■ Passage to read:
☆ ☆ ☆ ☆ ☆ ☆ ☆
[Corpora-List] Extracting only editorial content from a HTML page

Wed Aug 10 22:11:32 UTC 2005

On Wed, 10 Aug 2005, Vlado Keselj wrote:

> 
> This is becoming a *really* long thread, but still I am tempted to add
> my $.02.
> 
> I use a Perl script which grabs a web page, does some pre-processing,
> reports new pieces using diff command, with some post-processing.
> The algorithm is as follows:
> 1. get webpage (for this one can use wget, lynx, or some other way)
> 2. pre-processing (usually one wants to remove tags, but not necessarily; 
>                e.g. lynx -dump, Tidy, or clean_html)
> 3. if there is previous page version then
> 4.   | diff this with old capturing new stuff
> 5. save this page to old
> 6. if there was a diff then webpage is only new stuff
> 7. post-processing
> 
> Step 2 may become very interesting.  Diff is very good, but still it 
> depends on physical lines which are not always defined in an ideal way, so 
> you may want to "reshape" them in step 2.
☆ ☆ ☆ ☆ ☆ ☆ ☆
■ Set exercise 1: Print the forum post on extracting editorial content from an HTML page in full, word for word.

(Layout annotation data)
☆ ☆ ☆ ☆ ☆ ☆ ☆
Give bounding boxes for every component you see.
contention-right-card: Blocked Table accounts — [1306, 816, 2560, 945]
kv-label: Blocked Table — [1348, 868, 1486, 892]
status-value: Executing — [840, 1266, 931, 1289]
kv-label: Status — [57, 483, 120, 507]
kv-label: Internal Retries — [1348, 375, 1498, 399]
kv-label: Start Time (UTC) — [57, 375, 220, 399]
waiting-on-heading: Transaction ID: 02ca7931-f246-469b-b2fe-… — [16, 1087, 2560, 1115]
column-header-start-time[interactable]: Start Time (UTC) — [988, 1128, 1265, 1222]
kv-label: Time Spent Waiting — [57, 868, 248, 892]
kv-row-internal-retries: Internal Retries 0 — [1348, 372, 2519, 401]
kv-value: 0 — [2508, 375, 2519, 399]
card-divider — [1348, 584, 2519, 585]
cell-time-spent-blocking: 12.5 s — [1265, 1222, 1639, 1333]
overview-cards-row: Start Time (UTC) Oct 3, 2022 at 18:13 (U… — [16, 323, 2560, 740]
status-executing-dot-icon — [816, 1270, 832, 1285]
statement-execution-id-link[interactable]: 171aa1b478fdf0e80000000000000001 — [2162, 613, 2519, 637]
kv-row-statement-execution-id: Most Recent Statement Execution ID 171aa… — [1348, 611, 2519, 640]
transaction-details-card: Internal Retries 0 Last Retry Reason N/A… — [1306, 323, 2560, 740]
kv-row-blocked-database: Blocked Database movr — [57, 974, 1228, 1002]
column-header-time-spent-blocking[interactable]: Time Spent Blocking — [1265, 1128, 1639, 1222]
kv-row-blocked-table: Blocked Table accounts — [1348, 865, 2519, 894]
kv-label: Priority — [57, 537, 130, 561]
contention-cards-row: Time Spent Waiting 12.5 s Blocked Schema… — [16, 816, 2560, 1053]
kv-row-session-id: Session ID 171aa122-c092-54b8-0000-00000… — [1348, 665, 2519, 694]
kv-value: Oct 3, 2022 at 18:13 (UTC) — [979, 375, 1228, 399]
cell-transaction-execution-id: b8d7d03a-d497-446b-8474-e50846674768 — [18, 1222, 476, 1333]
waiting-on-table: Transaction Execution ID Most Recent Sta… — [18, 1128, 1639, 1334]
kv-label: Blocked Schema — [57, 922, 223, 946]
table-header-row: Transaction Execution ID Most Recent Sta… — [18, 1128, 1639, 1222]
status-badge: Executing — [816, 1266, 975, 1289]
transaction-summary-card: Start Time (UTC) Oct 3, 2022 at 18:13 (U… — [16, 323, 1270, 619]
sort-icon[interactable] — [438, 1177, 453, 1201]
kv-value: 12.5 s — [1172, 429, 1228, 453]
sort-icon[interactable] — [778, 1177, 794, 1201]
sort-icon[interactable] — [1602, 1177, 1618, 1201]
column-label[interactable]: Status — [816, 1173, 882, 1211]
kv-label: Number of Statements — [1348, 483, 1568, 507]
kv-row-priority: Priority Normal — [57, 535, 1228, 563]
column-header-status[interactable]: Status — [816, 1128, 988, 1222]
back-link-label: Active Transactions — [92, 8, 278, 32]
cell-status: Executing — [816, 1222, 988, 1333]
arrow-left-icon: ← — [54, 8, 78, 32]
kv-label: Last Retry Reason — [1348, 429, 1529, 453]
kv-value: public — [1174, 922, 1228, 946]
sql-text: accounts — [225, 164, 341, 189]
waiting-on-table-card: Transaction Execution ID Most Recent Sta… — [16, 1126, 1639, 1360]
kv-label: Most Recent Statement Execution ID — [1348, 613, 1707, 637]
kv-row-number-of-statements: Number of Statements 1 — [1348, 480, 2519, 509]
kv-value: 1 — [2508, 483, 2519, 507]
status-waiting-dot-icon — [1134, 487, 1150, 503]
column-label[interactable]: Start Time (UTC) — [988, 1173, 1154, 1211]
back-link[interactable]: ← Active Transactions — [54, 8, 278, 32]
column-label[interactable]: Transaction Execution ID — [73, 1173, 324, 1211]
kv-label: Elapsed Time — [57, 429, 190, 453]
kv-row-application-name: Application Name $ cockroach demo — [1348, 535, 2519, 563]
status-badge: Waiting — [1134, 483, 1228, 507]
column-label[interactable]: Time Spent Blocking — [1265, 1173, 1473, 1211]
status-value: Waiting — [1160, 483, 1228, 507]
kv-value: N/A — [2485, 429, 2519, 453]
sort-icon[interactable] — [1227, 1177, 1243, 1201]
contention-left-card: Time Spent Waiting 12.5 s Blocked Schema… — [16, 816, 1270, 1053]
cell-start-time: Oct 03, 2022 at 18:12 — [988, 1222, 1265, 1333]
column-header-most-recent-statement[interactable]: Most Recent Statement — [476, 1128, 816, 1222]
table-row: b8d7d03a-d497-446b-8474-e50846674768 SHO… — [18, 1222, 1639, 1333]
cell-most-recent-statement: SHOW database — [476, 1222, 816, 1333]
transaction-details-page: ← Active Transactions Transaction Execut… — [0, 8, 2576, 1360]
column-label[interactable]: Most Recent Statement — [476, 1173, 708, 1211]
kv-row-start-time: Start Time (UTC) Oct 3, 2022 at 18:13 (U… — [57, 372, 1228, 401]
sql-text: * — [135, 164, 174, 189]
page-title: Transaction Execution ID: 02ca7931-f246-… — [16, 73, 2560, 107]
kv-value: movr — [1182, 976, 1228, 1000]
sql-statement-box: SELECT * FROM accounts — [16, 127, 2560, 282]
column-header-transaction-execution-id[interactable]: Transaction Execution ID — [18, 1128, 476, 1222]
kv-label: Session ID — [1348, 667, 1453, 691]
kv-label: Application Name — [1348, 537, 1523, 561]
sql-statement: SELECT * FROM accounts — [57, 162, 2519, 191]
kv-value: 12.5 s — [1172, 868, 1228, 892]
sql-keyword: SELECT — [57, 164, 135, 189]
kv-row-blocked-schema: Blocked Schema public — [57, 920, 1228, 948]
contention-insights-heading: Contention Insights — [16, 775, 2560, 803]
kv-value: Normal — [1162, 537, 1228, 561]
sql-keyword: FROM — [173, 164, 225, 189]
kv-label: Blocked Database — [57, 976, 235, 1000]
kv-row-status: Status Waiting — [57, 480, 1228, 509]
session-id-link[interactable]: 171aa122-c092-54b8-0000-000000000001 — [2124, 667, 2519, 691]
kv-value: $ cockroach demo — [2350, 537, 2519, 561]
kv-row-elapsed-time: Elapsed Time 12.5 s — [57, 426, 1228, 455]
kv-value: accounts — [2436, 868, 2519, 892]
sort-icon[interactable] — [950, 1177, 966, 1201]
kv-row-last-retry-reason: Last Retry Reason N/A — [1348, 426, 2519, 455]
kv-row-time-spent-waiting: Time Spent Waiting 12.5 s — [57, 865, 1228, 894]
☆ ☆ ☆ ☆ ☆ ☆ ☆
■ Set exercise 2: Output the stretch of rows from the very first row through the row that contains "kv-label: Priority — [57, 537, 130, 561]", both ends included, and reproduce those rows verbatim with nothing else.

■ Worked solution 1:
[Corpora-List] Extracting only editorial content from a HTML page

Wed Aug 10 22:11:32 UTC 2005

On Wed, 10 Aug 2005, Vlado Keselj wrote:

> 
> This is becoming a *really* long thread, but still I am tempted to add
> my $.02.
> 
> I use a Perl script which grabs a web page, does some pre-processing,
> reports new pieces using diff command, with some post-processing.
> The algorithm is as follows:
> 1. get webpage (for this one can use wget, lynx, or some other way)
> 2. pre-processing (usually one wants to remove tags, but not necessarily; 
>                e.g. lynx -dump, Tidy, or clean_html)
> 3. if there is previous page version then
> 4.   | diff this with old capturing new stuff
> 5. save this page to old
> 6. if there was a diff then webpage is only new stuff
> 7. post-processing
> 
> Step 2 may become very interesting.  Diff is very good, but still it 
> depends on physical lines which are not always defined in an ideal way, so 
> you may want to "reshape" them in step 2.

■ Worked solution 2:
Give bounding boxes for every component you see.
contention-right-card: Blocked Table accounts — [1306, 816, 2560, 945]
kv-label: Blocked Table — [1348, 868, 1486, 892]
status-value: Executing — [840, 1266, 931, 1289]
kv-label: Status — [57, 483, 120, 507]
kv-label: Internal Retries — [1348, 375, 1498, 399]
kv-label: Start Time (UTC) — [57, 375, 220, 399]
waiting-on-heading: Transaction ID: 02ca7931-f246-469b-b2fe-… — [16, 1087, 2560, 1115]
column-header-start-time[interactable]: Start Time (UTC) — [988, 1128, 1265, 1222]
kv-label: Time Spent Waiting — [57, 868, 248, 892]
kv-row-internal-retries: Internal Retries 0 — [1348, 372, 2519, 401]
kv-value: 0 — [2508, 375, 2519, 399]
card-divider — [1348, 584, 2519, 585]
cell-time-spent-blocking: 12.5 s — [1265, 1222, 1639, 1333]
overview-cards-row: Start Time (UTC) Oct 3, 2022 at 18:13 (U… — [16, 323, 2560, 740]
status-executing-dot-icon — [816, 1270, 832, 1285]
statement-execution-id-link[interactable]: 171aa1b478fdf0e80000000000000001 — [2162, 613, 2519, 637]
kv-row-statement-execution-id: Most Recent Statement Execution ID 171aa… — [1348, 611, 2519, 640]
transaction-details-card: Internal Retries 0 Last Retry Reason N/A… — [1306, 323, 2560, 740]
kv-row-blocked-database: Blocked Database movr — [57, 974, 1228, 1002]
column-header-time-spent-blocking[interactable]: Time Spent Blocking — [1265, 1128, 1639, 1222]
kv-row-blocked-table: Blocked Table accounts — [1348, 865, 2519, 894]
kv-label: Priority — [57, 537, 130, 561]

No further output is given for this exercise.